Given exercise:
In the entries below, count every line with the word "انظر". Return only the count.

Input:

╔══

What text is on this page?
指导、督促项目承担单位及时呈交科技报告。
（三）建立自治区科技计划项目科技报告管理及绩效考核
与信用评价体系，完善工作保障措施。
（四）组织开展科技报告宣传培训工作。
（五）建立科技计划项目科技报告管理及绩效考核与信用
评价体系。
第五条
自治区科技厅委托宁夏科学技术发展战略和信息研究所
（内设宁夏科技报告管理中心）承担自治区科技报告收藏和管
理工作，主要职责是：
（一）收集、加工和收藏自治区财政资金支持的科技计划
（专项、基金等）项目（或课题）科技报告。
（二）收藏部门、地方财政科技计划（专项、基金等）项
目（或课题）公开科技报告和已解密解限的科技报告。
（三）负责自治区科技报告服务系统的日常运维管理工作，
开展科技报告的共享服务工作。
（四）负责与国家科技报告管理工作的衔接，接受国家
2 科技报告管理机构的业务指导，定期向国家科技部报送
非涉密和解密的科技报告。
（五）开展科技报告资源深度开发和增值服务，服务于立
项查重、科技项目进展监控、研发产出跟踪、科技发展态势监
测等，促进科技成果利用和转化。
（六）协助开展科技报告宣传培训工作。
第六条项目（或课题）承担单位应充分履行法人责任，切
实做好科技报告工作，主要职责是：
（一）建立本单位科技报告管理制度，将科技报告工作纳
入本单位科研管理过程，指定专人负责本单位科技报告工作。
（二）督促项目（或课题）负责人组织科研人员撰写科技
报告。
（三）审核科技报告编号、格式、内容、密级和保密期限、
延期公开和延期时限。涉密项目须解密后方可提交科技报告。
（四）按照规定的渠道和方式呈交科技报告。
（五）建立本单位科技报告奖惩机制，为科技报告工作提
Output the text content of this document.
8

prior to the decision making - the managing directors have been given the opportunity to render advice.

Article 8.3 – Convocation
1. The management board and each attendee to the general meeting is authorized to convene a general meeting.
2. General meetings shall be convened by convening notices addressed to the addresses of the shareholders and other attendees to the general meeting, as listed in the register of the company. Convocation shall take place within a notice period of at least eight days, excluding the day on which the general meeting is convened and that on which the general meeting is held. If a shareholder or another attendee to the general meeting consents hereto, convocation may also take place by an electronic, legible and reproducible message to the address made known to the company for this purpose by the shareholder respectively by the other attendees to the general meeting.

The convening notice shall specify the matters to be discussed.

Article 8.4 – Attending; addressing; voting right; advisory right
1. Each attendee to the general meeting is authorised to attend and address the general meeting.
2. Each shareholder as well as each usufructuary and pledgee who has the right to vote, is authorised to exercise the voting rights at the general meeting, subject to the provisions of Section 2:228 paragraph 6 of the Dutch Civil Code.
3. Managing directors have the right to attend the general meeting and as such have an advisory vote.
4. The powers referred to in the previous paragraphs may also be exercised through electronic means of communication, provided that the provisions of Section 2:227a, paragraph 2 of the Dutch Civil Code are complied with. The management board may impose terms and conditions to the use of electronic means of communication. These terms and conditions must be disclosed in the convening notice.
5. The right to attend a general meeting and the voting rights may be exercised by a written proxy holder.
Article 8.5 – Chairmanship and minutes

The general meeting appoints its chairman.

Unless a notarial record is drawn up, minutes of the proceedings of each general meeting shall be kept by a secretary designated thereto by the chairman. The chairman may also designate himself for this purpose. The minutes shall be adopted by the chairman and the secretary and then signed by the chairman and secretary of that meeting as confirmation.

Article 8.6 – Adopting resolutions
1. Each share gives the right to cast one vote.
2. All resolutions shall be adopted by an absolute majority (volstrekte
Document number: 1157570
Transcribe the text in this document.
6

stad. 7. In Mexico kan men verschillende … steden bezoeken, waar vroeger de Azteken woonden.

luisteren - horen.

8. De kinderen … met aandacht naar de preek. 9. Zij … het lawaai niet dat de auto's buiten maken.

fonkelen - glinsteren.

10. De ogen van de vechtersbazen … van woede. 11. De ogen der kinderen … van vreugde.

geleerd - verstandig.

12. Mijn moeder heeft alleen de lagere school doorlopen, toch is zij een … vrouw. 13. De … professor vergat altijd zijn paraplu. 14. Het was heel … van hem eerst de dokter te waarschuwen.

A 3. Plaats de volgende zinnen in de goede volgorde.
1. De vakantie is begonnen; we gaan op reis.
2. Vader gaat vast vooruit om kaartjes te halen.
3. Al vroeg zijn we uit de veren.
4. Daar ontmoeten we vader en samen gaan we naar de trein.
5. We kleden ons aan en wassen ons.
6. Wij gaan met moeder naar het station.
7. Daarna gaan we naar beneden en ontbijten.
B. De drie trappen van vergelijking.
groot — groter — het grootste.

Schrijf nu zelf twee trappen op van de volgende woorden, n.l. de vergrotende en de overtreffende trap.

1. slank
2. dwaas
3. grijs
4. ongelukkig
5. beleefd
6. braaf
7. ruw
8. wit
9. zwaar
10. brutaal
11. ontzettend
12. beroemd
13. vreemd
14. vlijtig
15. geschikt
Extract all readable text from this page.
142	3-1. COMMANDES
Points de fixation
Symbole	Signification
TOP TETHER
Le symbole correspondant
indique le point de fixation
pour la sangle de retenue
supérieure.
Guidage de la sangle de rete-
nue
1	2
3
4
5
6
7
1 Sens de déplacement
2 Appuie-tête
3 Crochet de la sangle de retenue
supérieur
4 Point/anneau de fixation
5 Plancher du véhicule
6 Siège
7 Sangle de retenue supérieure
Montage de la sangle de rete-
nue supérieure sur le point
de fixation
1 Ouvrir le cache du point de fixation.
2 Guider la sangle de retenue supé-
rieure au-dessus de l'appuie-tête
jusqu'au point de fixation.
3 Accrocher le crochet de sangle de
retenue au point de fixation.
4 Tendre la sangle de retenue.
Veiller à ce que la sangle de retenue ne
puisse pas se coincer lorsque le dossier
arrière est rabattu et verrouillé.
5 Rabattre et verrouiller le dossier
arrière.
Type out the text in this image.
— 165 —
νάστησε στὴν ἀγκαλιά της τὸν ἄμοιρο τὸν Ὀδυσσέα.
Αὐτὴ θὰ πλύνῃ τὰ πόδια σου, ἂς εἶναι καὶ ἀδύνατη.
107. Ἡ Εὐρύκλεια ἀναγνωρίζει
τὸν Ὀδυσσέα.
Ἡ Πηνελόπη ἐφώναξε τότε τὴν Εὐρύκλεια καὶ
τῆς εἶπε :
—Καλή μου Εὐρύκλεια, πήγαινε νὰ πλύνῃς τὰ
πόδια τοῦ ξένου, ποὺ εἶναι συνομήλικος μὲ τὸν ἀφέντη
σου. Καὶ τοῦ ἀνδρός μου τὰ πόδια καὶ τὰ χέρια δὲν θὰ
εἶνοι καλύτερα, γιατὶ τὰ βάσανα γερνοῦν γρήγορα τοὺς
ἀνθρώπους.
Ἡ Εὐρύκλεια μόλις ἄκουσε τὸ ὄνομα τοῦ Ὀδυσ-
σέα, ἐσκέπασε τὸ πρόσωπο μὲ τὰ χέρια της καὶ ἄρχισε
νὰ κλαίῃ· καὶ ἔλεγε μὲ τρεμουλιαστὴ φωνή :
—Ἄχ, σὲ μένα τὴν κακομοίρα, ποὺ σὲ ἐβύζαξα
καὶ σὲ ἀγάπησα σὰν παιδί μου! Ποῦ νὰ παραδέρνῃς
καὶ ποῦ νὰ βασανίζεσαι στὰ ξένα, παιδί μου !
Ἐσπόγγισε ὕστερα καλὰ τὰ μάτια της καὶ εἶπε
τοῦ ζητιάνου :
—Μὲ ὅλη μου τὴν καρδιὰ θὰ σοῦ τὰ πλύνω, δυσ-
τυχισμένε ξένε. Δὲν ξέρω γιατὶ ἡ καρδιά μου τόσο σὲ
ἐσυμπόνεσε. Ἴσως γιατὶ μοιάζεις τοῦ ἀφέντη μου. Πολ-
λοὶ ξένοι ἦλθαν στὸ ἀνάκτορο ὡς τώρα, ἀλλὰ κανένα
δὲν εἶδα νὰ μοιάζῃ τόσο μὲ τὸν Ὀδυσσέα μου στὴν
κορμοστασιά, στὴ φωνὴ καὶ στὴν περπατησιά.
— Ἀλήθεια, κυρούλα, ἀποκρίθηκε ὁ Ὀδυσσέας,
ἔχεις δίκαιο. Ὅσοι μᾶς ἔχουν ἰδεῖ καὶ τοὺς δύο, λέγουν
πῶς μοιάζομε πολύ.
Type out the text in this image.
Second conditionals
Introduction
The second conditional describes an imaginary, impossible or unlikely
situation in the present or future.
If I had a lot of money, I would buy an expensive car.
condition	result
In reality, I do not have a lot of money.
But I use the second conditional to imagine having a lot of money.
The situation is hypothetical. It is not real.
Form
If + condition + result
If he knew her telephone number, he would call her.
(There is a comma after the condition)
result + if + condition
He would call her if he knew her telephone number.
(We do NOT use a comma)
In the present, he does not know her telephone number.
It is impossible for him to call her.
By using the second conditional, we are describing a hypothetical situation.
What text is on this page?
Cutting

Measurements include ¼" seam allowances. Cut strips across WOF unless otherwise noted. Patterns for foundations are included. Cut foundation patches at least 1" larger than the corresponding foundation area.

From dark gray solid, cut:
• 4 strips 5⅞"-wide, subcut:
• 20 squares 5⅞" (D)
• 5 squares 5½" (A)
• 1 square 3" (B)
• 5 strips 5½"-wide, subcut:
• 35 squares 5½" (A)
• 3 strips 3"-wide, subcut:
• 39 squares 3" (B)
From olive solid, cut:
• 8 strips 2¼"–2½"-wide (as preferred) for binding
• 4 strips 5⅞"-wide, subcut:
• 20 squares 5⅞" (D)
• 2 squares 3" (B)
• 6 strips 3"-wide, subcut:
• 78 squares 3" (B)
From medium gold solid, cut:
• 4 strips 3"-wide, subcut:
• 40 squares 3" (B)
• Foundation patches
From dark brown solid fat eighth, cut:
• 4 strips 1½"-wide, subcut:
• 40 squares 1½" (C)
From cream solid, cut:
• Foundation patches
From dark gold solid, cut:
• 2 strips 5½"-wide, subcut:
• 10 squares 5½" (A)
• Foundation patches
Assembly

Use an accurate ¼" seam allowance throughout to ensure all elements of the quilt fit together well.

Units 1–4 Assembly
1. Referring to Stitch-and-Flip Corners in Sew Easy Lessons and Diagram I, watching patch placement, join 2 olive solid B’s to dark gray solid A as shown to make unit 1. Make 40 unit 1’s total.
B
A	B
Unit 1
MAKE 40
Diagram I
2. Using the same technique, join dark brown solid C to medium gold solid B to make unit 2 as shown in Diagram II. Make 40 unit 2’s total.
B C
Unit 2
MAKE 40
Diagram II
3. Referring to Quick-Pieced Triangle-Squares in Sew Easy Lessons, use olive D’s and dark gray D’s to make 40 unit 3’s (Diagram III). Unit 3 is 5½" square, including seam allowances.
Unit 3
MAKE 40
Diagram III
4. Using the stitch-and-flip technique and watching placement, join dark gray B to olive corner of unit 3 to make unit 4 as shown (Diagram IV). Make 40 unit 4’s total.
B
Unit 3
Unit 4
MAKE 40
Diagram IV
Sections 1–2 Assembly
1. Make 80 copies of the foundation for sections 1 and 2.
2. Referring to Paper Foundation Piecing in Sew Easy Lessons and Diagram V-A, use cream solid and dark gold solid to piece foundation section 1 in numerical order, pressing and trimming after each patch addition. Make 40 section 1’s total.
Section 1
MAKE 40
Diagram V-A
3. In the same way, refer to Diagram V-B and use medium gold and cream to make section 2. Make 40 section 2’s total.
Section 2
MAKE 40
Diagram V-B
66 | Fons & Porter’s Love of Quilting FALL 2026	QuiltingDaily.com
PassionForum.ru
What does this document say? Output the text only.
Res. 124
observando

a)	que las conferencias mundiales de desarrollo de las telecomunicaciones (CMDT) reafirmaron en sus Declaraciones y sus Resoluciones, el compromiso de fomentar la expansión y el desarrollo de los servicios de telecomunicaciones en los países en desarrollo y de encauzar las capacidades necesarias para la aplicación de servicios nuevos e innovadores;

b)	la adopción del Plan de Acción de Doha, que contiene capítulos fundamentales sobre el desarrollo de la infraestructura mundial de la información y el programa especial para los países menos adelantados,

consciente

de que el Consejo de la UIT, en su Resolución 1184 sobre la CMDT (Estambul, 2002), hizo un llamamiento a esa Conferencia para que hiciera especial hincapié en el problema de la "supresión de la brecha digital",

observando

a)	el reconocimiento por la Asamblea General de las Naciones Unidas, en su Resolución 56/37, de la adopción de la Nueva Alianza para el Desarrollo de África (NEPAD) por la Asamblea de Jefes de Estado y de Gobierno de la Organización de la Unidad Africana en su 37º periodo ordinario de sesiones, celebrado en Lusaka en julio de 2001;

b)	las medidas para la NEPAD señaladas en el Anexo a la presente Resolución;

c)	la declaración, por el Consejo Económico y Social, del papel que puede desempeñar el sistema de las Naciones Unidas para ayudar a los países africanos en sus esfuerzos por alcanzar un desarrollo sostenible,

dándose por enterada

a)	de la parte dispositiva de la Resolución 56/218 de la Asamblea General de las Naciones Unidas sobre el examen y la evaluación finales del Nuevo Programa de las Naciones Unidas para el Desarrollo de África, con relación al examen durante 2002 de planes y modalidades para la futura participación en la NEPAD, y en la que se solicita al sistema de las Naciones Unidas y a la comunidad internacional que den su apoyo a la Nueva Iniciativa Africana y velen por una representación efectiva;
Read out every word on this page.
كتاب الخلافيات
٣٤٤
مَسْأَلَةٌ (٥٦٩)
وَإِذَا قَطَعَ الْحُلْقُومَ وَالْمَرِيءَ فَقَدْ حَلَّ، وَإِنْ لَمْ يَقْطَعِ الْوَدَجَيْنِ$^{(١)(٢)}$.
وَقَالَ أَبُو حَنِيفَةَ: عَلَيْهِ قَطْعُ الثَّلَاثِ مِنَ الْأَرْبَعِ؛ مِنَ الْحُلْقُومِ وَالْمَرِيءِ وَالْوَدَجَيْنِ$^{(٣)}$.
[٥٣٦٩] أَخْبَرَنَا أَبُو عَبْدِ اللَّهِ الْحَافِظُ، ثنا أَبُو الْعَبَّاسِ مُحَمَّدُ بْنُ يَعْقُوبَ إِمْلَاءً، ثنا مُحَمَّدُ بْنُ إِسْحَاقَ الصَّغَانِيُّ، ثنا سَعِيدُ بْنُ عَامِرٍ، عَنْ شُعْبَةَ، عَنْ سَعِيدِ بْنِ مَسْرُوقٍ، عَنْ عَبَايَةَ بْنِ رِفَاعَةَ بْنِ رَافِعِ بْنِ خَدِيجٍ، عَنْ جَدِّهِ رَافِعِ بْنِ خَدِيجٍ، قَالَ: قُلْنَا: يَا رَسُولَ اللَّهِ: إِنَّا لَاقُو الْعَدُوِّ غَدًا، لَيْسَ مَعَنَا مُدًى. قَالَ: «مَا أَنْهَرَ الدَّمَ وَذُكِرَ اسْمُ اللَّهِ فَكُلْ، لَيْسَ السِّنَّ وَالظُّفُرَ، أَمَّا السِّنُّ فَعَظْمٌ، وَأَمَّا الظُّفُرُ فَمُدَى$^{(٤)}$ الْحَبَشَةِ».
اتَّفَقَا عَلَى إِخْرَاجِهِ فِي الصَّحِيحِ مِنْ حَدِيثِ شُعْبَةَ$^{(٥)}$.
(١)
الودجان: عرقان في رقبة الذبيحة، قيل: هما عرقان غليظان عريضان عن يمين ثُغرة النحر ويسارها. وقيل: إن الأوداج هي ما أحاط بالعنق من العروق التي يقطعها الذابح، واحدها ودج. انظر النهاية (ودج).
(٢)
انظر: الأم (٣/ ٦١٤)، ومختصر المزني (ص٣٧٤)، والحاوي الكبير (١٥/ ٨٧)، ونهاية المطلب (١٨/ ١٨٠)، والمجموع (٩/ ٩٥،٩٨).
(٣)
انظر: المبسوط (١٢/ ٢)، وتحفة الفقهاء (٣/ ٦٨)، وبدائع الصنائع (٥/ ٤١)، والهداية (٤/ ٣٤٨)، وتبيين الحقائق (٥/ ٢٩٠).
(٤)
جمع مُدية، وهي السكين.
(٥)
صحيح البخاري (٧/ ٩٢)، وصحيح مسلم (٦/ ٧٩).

╚══

Response to the exercise:
3